## [TASK GOAL]
Search the listing below for the word "OBFCM" and copy each line that holds it.

## [STORED DATA]
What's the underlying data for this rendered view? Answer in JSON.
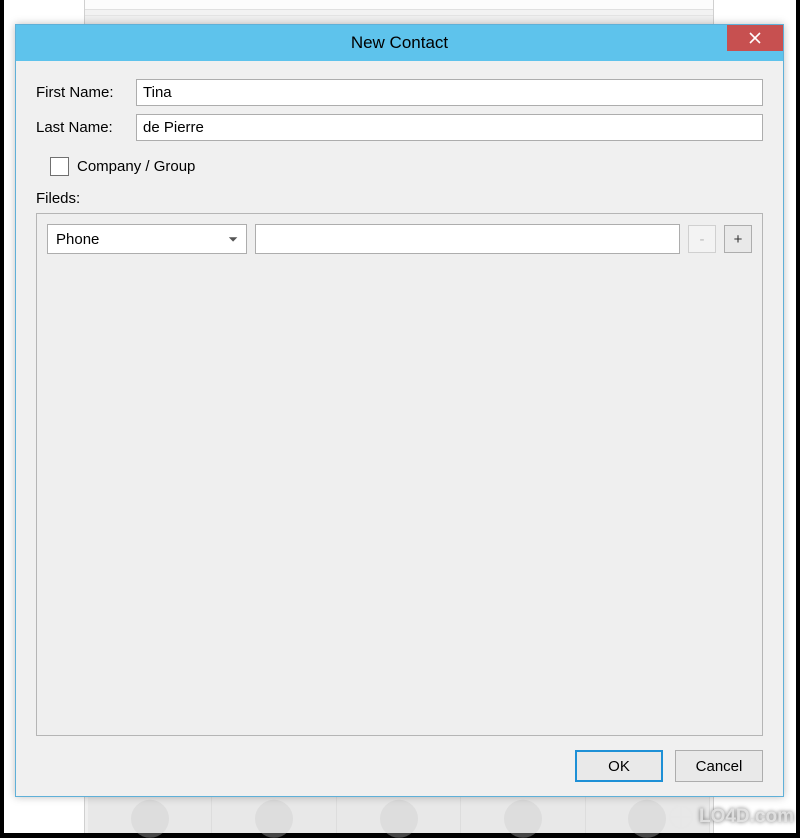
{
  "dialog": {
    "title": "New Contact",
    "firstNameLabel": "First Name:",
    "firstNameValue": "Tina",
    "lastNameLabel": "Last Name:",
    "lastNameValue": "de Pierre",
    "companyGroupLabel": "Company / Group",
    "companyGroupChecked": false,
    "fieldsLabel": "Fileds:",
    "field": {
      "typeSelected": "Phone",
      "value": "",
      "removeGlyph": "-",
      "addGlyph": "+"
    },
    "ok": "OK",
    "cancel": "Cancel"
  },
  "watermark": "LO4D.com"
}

---

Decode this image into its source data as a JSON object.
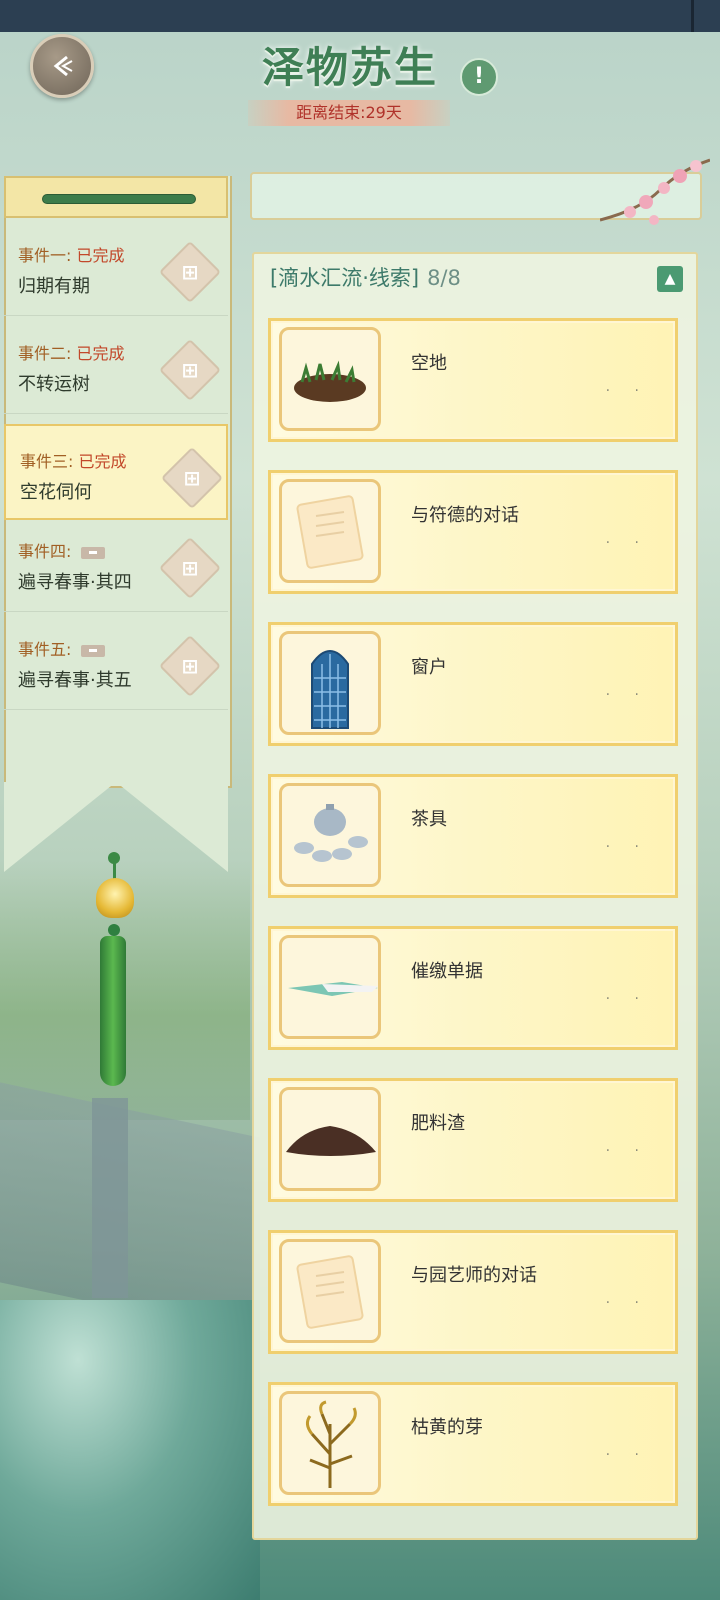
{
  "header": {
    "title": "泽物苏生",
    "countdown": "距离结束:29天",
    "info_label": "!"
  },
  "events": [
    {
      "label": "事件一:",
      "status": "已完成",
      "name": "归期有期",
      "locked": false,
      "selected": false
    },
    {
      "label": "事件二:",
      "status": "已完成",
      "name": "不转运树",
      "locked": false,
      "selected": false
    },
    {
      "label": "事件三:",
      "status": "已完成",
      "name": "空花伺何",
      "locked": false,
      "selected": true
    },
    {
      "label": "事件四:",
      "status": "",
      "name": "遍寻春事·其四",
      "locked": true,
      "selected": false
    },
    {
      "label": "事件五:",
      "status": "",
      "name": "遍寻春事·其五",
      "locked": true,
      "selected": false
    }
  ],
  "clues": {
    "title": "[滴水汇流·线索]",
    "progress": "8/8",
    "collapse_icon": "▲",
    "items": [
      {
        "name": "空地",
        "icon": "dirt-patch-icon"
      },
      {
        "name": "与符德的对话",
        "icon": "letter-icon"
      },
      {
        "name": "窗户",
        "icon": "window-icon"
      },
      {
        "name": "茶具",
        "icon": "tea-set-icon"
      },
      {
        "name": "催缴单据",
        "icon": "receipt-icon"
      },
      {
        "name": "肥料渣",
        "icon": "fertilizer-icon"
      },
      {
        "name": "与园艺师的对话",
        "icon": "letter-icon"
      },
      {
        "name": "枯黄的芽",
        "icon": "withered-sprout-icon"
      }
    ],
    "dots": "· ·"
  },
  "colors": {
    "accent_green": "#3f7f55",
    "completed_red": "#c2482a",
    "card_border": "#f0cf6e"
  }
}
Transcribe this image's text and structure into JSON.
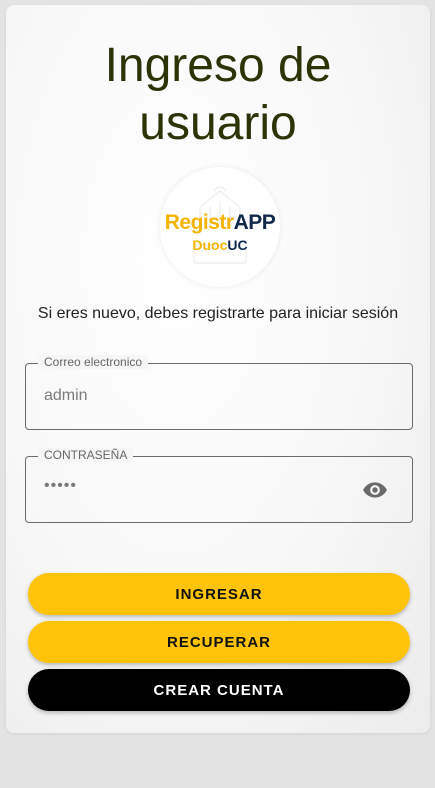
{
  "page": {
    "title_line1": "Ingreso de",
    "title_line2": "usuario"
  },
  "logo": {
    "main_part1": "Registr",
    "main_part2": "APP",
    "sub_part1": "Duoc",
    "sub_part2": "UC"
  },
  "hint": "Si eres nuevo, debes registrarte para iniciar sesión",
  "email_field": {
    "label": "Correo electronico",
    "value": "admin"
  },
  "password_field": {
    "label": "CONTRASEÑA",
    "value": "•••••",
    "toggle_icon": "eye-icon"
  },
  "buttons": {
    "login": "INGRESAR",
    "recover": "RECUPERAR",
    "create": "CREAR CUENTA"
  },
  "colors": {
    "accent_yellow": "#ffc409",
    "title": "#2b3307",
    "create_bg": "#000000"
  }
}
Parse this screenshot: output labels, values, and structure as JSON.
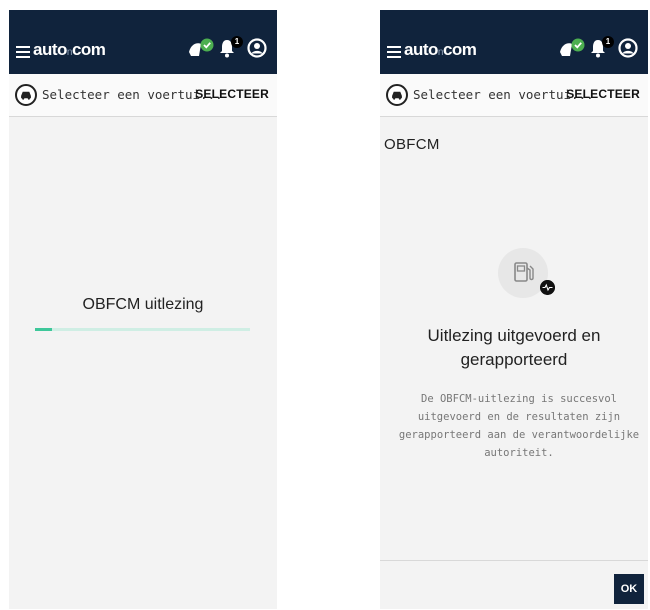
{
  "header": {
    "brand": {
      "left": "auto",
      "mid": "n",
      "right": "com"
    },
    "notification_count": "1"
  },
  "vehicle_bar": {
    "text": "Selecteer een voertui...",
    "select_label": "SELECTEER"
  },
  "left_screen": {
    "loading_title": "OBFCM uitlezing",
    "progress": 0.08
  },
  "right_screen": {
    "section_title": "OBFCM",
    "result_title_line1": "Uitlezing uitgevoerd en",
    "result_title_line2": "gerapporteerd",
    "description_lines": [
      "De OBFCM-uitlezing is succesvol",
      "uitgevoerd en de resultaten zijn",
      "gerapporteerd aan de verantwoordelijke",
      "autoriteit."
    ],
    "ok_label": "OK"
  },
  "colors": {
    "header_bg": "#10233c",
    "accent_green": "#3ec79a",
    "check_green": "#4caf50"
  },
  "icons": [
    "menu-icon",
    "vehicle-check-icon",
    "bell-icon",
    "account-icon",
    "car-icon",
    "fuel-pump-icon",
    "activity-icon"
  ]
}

## [FINAL RESULT]
    "loading_title": "OBFCM uitlezing",
    "section_title": "OBFCM",
      "De OBFCM-uitlezing is succesvol",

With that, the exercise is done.